→ **Do this**: Quote the whole listing word for word, please.
··· The input
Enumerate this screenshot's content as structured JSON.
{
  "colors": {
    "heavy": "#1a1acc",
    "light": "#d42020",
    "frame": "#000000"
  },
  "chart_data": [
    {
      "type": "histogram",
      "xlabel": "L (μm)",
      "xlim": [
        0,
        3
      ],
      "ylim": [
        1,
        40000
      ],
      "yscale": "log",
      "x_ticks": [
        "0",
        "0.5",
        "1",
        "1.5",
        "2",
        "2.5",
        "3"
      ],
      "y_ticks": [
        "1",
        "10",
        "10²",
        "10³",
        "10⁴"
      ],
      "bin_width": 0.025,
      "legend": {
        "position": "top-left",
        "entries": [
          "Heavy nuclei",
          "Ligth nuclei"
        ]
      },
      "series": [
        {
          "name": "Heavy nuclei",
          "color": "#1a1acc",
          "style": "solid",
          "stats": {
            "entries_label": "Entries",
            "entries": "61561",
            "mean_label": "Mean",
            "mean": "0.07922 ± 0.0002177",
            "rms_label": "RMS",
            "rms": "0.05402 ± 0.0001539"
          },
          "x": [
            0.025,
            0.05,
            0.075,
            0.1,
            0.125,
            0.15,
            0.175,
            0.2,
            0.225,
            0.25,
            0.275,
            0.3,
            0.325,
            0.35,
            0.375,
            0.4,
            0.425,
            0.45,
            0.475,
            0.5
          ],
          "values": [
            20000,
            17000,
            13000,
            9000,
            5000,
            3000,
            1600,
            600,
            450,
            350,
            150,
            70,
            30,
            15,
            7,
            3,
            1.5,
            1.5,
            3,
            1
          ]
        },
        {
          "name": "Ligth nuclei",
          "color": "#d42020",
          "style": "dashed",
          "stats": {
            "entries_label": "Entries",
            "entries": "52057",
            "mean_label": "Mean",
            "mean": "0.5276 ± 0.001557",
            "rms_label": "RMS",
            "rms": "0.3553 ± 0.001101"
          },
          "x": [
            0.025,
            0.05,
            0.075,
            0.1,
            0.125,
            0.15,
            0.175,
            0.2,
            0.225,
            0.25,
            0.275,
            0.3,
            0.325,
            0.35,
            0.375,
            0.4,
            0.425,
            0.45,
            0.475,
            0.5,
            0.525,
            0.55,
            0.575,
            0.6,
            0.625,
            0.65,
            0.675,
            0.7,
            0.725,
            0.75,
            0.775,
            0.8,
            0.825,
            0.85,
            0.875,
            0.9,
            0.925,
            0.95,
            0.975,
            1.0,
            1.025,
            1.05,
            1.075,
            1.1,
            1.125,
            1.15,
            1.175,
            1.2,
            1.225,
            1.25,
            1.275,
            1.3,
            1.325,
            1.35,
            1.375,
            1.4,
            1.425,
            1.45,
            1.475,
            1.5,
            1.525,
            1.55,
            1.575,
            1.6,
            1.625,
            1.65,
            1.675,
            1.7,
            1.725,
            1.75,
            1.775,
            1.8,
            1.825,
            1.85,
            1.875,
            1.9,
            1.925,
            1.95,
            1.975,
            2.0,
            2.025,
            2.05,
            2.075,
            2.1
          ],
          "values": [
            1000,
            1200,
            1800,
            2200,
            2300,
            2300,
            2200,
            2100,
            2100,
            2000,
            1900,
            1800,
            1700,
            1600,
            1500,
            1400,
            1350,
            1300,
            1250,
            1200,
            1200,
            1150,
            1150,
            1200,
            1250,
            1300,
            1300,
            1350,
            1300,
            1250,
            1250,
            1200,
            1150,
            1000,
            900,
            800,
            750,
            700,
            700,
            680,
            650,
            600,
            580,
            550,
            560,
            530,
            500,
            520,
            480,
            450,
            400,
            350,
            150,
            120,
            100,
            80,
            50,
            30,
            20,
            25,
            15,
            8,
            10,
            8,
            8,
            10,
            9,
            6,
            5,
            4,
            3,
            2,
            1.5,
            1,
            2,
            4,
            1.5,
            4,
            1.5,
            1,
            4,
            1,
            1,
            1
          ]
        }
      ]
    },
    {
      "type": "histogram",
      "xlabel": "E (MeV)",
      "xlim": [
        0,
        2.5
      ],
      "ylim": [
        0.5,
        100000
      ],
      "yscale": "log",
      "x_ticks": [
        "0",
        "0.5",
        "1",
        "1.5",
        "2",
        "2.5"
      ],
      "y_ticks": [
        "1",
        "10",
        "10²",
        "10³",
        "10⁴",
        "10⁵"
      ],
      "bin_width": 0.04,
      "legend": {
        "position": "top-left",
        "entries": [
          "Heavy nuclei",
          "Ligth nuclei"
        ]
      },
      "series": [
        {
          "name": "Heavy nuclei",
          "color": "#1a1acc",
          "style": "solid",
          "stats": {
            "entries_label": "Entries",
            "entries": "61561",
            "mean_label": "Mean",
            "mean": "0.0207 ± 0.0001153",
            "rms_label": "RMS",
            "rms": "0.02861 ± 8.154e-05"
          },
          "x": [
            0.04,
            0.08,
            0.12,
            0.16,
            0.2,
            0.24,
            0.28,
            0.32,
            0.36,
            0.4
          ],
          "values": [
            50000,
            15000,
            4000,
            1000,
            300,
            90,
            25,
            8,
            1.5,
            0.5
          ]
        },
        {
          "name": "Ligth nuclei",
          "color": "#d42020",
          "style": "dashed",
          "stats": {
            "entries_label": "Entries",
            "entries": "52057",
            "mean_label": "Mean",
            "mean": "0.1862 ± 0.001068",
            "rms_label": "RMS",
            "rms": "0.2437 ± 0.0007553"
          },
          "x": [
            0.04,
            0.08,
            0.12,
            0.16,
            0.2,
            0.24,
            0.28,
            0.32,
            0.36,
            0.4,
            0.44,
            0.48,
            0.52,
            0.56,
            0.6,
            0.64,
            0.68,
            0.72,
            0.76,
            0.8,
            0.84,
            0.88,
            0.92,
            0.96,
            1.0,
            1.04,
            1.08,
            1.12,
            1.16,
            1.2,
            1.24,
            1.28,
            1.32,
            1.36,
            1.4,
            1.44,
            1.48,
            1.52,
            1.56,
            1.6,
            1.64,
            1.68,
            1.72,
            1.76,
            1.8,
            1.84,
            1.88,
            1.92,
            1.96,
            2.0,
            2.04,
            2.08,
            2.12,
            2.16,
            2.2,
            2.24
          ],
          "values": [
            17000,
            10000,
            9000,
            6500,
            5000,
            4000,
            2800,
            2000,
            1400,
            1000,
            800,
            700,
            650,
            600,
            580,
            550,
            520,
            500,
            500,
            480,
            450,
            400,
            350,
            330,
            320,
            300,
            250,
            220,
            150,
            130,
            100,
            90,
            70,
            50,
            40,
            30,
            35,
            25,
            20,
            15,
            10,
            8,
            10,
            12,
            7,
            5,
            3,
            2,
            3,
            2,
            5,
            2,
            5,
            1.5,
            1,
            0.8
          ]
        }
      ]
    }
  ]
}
······
→ **Written response**:
Enumerate this screenshot's content as structured JSON.
{
  "colors": {
    "heavy": "#1a1acc",
    "light": "#d42020",
    "frame": "#000000"
  },
  "chart_data": [
    {
      "type": "histogram",
      "xlabel": "L (μm)",
      "xlim": [
        0,
        3
      ],
      "ylim": [
        1,
        40000
      ],
      "yscale": "log",
      "x_ticks": [
        "0",
        "0.5",
        "1",
        "1.5",
        "2",
        "2.5",
        "3"
      ],
      "y_ticks": [
        "1",
        "10",
        "10²",
        "10³",
        "10⁴"
      ],
      "bin_width": 0.025,
      "legend": {
        "position": "top-left",
        "entries": [
          "Heavy nuclei",
          "Ligth nuclei"
        ]
      },
      "series": [
        {
          "name": "Heavy nuclei",
          "color": "#1a1acc",
          "style": "solid",
          "stats": {
            "entries_label": "Entries",
            "entries": "61561",
            "mean_label": "Mean",
            "mean": "0.07922 ± 0.0002177",
            "rms_label": "RMS",
            "rms": "0.05402 ± 0.0001539"
          },
          "x": [
            0.025,
            0.05,
            0.075,
            0.1,
            0.125,
            0.15,
            0.175,
            0.2,
            0.225,
            0.25,
            0.275,
            0.3,
            0.325,
            0.35,
            0.375,
            0.4,
            0.425,
            0.45,
            0.475,
            0.5
          ],
          "values": [
            20000,
            17000,
            13000,
            9000,
            5000,
            3000,
            1600,
            600,
            450,
            350,
            150,
            70,
            30,
            15,
            7,
            3,
            1.5,
            1.5,
            3,
            1
          ]
        },
        {
          "name": "Ligth nuclei",
          "color": "#d42020",
          "style": "dashed",
          "stats": {
            "entries_label": "Entries",
            "entries": "52057",
            "mean_label": "Mean",
            "mean": "0.5276 ± 0.001557",
            "rms_label": "RMS",
            "rms": "0.3553 ± 0.001101"
          },
          "x": [
            0.025,
            0.05,
            0.075,
            0.1,
            0.125,
            0.15,
            0.175,
            0.2,
            0.225,
            0.25,
            0.275,
            0.3,
            0.325,
            0.35,
            0.375,
            0.4,
            0.425,
            0.45,
            0.475,
            0.5,
            0.525,
            0.55,
            0.575,
            0.6,
            0.625,
            0.65,
            0.675,
            0.7,
            0.725,
            0.75,
            0.775,
            0.8,
            0.825,
            0.85,
            0.875,
            0.9,
            0.925,
            0.95,
            0.975,
            1.0,
            1.025,
            1.05,
            1.075,
            1.1,
            1.125,
            1.15,
            1.175,
            1.2,
            1.225,
            1.25,
            1.275,
            1.3,
            1.325,
            1.35,
            1.375,
            1.4,
            1.425,
            1.45,
            1.475,
            1.5,
            1.525,
            1.55,
            1.575,
            1.6,
            1.625,
            1.65,
            1.675,
            1.7,
            1.725,
            1.75,
            1.775,
            1.8,
            1.825,
            1.85,
            1.875,
            1.9,
            1.925,
            1.95,
            1.975,
            2.0,
            2.025,
            2.05,
            2.075,
            2.1
          ],
          "values": [
            1000,
            1200,
            1800,
            2200,
            2300,
            2300,
            2200,
            2100,
            2100,
            2000,
            1900,
            1800,
            1700,
            1600,
            1500,
            1400,
            1350,
            1300,
            1250,
            1200,
            1200,
            1150,
            1150,
            1200,
            1250,
            1300,
            1300,
            1350,
            1300,
            1250,
            1250,
            1200,
            1150,
            1000,
            900,
            800,
            750,
            700,
            700,
            680,
            650,
            600,
            580,
            550,
            560,
            530,
            500,
            520,
            480,
            450,
            400,
            350,
            150,
            120,
            100,
            80,
            50,
            30,
            20,
            25,
            15,
            8,
            10,
            8,
            8,
            10,
            9,
            6,
            5,
            4,
            3,
            2,
            1.5,
            1,
            2,
            4,
            1.5,
            4,
            1.5,
            1,
            4,
            1,
            1,
            1
          ]
        }
      ]
    },
    {
      "type": "histogram",
      "xlabel": "E (MeV)",
      "xlim": [
        0,
        2.5
      ],
      "ylim": [
        0.5,
        100000
      ],
      "yscale": "log",
      "x_ticks": [
        "0",
        "0.5",
        "1",
        "1.5",
        "2",
        "2.5"
      ],
      "y_ticks": [
        "1",
        "10",
        "10²",
        "10³",
        "10⁴",
        "10⁵"
      ],
      "bin_width": 0.04,
      "legend": {
        "position": "top-left",
        "entries": [
          "Heavy nuclei",
          "Ligth nuclei"
        ]
      },
      "series": [
        {
          "name": "Heavy nuclei",
          "color": "#1a1acc",
          "style": "solid",
          "stats": {
            "entries_label": "Entries",
            "entries": "61561",
            "mean_label": "Mean",
            "mean": "0.0207 ± 0.0001153",
            "rms_label": "RMS",
            "rms": "0.02861 ± 8.154e-05"
          },
          "x": [
            0.04,
            0.08,
            0.12,
            0.16,
            0.2,
            0.24,
            0.28,
            0.32,
            0.36,
            0.4
          ],
          "values": [
            50000,
            15000,
            4000,
            1000,
            300,
            90,
            25,
            8,
            1.5,
            0.5
          ]
        },
        {
          "name": "Ligth nuclei",
          "color": "#d42020",
          "style": "dashed",
          "stats": {
            "entries_label": "Entries",
            "entries": "52057",
            "mean_label": "Mean",
            "mean": "0.1862 ± 0.001068",
            "rms_label": "RMS",
            "rms": "0.2437 ± 0.0007553"
          },
          "x": [
            0.04,
            0.08,
            0.12,
            0.16,
            0.2,
            0.24,
            0.28,
            0.32,
            0.36,
            0.4,
            0.44,
            0.48,
            0.52,
            0.56,
            0.6,
            0.64,
            0.68,
            0.72,
            0.76,
            0.8,
            0.84,
            0.88,
            0.92,
            0.96,
            1.0,
            1.04,
            1.08,
            1.12,
            1.16,
            1.2,
            1.24,
            1.28,
            1.32,
            1.36,
            1.4,
            1.44,
            1.48,
            1.52,
            1.56,
            1.6,
            1.64,
            1.68,
            1.72,
            1.76,
            1.8,
            1.84,
            1.88,
            1.92,
            1.96,
            2.0,
            2.04,
            2.08,
            2.12,
            2.16,
            2.2,
            2.24
          ],
          "values": [
            17000,
            10000,
            9000,
            6500,
            5000,
            4000,
            2800,
            2000,
            1400,
            1000,
            800,
            700,
            650,
            600,
            580,
            550,
            520,
            500,
            500,
            480,
            450,
            400,
            350,
            330,
            320,
            300,
            250,
            220,
            150,
            130,
            100,
            90,
            70,
            50,
            40,
            30,
            35,
            25,
            20,
            15,
            10,
            8,
            10,
            12,
            7,
            5,
            3,
            2,
            3,
            2,
            5,
            2,
            5,
            1.5,
            1,
            0.8
          ]
        }
      ]
    }
  ]
}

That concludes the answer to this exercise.